(begin)

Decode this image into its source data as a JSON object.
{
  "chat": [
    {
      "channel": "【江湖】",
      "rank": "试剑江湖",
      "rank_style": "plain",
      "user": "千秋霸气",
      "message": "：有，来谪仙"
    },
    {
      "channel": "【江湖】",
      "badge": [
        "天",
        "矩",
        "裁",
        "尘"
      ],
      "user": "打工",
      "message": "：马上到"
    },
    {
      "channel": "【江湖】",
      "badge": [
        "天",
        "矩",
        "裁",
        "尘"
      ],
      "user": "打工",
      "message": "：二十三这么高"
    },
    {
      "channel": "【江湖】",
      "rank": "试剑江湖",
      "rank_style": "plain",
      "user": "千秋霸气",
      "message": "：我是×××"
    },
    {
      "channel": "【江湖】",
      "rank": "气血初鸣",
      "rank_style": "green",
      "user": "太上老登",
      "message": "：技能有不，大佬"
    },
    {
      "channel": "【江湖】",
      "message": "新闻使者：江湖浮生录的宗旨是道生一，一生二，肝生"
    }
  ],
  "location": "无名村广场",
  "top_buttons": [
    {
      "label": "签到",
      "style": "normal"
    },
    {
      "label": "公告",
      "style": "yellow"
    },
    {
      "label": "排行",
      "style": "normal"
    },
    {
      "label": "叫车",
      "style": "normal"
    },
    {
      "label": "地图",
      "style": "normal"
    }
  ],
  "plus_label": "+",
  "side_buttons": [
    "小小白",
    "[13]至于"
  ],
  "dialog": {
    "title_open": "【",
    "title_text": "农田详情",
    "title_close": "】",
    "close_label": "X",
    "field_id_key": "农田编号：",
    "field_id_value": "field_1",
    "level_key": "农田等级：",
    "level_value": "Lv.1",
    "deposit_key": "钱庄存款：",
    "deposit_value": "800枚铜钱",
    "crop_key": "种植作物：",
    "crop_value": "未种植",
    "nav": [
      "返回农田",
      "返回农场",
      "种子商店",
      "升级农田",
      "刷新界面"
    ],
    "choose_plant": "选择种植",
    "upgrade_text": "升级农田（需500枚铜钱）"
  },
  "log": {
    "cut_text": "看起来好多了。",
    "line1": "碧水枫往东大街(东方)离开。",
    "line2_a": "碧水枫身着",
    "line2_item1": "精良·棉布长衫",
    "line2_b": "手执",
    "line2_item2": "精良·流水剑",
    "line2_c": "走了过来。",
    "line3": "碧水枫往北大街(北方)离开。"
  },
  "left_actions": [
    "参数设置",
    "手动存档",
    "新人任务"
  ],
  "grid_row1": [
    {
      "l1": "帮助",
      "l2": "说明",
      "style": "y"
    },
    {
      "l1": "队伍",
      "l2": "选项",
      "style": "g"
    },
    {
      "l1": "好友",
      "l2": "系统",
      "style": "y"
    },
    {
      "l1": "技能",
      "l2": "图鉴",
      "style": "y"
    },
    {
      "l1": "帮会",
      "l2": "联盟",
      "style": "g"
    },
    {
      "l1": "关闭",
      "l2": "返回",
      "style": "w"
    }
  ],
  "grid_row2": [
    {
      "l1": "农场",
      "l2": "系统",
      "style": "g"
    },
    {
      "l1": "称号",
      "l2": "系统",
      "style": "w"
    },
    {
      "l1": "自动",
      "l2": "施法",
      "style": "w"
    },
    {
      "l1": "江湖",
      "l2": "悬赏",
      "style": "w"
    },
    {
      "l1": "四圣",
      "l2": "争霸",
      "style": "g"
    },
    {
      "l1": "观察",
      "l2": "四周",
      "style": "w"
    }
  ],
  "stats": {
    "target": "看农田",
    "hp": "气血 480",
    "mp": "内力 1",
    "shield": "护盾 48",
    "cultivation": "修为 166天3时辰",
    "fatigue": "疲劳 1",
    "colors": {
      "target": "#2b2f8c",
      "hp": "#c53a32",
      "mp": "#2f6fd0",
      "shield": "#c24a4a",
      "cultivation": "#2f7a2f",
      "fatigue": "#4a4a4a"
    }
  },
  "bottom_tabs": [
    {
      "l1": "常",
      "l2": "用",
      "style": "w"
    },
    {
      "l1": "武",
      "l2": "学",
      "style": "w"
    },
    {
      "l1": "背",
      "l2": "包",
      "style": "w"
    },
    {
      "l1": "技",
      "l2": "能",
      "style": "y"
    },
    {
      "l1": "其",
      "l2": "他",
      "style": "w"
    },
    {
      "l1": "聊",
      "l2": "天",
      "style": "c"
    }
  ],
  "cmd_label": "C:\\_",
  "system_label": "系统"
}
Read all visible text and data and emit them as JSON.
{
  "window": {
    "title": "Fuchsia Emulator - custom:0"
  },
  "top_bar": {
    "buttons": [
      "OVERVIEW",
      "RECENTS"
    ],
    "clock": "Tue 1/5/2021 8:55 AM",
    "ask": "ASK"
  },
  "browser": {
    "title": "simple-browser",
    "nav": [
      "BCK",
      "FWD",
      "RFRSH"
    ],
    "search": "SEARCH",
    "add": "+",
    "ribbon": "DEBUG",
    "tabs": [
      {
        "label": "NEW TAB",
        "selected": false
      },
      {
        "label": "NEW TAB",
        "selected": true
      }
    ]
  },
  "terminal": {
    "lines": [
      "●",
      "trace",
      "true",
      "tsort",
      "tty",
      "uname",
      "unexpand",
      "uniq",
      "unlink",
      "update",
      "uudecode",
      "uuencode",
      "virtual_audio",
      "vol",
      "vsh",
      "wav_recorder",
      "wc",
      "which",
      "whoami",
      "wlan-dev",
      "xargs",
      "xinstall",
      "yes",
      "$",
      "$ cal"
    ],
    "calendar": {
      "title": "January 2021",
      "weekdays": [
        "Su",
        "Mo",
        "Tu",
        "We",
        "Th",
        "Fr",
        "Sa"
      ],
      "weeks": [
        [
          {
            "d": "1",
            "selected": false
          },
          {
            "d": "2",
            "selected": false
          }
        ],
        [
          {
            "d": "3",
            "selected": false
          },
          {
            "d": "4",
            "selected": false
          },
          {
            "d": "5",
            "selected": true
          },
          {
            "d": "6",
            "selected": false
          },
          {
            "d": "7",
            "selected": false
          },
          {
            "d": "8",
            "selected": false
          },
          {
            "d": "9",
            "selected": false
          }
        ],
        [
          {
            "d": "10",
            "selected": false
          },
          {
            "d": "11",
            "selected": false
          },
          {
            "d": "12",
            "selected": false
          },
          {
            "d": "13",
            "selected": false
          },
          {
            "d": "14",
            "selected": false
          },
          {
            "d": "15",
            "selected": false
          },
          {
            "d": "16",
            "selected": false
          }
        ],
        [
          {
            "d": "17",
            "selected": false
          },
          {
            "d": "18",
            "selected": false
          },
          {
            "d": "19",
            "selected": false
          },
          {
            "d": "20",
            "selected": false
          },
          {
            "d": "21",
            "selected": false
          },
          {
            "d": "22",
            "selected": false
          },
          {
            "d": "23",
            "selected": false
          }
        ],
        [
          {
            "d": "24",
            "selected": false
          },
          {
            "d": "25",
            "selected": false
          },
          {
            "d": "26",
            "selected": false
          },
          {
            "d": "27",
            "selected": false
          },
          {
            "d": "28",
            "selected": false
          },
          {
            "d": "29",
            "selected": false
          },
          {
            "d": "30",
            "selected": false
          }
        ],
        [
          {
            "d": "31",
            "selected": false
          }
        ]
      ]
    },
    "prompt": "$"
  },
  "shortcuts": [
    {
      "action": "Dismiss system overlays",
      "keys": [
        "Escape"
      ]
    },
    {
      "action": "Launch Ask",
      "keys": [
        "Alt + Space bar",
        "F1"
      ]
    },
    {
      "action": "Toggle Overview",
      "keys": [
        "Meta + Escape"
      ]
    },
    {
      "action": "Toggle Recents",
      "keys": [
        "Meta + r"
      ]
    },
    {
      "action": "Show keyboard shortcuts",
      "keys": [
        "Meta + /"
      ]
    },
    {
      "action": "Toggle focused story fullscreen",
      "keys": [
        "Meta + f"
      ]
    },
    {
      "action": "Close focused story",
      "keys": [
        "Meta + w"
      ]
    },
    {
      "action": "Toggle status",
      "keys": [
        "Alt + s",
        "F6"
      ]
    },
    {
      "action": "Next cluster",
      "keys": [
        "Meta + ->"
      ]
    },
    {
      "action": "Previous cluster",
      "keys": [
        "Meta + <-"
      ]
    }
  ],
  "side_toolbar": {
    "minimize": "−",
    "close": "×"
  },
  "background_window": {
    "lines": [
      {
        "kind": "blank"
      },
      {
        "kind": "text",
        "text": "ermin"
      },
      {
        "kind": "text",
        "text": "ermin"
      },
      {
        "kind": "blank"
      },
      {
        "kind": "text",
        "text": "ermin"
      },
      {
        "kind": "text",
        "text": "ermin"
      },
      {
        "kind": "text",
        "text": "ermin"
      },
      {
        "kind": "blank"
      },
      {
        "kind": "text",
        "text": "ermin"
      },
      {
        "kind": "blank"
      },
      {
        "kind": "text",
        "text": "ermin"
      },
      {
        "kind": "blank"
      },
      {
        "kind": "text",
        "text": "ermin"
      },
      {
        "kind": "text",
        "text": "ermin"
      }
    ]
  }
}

(end)

Gather all lines from the records above in which "focused" appears.

- _Solution to this task_
      "action": "Toggle focused story fullscreen",
      "action": "Close focused story",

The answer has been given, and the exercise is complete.